* **Records for this task**:
........
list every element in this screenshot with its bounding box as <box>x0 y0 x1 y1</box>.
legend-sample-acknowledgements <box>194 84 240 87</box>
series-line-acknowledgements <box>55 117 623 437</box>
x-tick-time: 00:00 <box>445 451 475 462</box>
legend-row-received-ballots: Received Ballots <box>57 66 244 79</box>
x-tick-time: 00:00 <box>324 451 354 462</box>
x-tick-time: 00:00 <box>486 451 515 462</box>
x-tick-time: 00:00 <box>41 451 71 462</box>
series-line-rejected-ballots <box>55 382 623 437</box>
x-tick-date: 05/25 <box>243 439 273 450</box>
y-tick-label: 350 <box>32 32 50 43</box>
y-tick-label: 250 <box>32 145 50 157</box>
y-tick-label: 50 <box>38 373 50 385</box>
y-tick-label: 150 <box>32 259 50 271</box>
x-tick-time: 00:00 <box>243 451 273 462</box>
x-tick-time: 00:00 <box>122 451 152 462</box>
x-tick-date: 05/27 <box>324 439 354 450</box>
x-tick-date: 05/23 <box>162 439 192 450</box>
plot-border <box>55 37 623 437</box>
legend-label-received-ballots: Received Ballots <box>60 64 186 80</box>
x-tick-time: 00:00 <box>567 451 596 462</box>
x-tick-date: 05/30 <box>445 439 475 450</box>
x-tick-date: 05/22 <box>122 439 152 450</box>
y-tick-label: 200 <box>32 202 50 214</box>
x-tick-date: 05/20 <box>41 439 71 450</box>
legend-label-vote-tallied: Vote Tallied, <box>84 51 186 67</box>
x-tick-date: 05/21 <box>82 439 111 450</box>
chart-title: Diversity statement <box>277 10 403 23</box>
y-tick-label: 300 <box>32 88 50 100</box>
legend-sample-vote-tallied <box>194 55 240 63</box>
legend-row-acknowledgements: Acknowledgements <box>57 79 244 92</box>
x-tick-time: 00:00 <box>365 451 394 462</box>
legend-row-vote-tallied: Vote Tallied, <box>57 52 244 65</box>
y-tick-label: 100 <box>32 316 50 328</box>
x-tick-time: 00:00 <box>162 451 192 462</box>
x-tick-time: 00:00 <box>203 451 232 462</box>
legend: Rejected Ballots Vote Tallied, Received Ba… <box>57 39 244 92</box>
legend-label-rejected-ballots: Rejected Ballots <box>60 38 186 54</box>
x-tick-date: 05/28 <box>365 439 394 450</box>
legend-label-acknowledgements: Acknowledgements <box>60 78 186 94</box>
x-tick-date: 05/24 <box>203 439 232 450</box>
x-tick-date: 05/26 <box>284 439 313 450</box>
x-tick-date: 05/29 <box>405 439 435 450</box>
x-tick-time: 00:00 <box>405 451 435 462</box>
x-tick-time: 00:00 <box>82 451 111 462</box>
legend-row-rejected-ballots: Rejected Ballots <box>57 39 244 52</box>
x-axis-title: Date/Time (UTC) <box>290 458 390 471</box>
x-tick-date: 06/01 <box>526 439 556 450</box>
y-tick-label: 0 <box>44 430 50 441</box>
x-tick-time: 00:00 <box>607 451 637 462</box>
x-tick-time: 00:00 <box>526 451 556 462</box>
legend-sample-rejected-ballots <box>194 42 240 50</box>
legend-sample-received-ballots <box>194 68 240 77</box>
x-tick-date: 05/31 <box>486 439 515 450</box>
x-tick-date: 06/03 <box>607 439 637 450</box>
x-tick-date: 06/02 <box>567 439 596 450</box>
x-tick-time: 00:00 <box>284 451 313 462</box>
........
* **What you will do**: Please rewrite the entries from the first one through the one containing "x-tick-time: 00:00 <box>324 451 354 462</box>", inclusive, swapping "Received Ballots" for "Incoming Ballots" and leaving everything else unchanged.

* **Response to this exercise**:
list every element in this screenshot with its bounding box as <box>x0 y0 x1 y1</box>.
legend-sample-acknowledgements <box>194 84 240 87</box>
series-line-acknowledgements <box>55 117 623 437</box>
x-tick-time: 00:00 <box>445 451 475 462</box>
legend-row-received-ballots: Incoming Ballots <box>57 66 244 79</box>
x-tick-time: 00:00 <box>324 451 354 462</box>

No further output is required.